_Exercise prompt_. What follows are records. Restate all of them word for word.

Extracted records:

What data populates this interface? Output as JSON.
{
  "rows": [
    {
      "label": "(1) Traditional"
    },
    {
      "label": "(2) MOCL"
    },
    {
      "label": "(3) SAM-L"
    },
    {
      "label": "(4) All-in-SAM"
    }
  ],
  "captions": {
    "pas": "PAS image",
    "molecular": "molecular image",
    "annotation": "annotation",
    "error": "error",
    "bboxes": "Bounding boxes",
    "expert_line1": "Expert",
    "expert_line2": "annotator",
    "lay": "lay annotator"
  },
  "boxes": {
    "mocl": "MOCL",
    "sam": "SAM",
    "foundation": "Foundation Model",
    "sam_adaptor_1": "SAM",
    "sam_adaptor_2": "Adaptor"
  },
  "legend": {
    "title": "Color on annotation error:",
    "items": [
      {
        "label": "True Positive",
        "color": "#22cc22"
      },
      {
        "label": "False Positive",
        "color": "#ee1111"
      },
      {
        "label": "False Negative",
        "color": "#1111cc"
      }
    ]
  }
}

_Full solution_.
What data populates this interface? Output as JSON.
{
  "rows": [
    {
      "label": "(1) Traditional"
    },
    {
      "label": "(2) MOCL"
    },
    {
      "label": "(3) SAM-L"
    },
    {
      "label": "(4) All-in-SAM"
    }
  ],
  "captions": {
    "pas": "PAS image",
    "molecular": "molecular image",
    "annotation": "annotation",
    "error": "error",
    "bboxes": "Bounding boxes",
    "expert_line1": "Expert",
    "expert_line2": "annotator",
    "lay": "lay annotator"
  },
  "boxes": {
    "mocl": "MOCL",
    "sam": "SAM",
    "foundation": "Foundation Model",
    "sam_adaptor_1": "SAM",
    "sam_adaptor_2": "Adaptor"
  },
  "legend": {
    "title": "Color on annotation error:",
    "items": [
      {
        "label": "True Positive",
        "color": "#22cc22"
      },
      {
        "label": "False Positive",
        "color": "#ee1111"
      },
      {
        "label": "False Negative",
        "color": "#1111cc"
      }
    ]
  }
}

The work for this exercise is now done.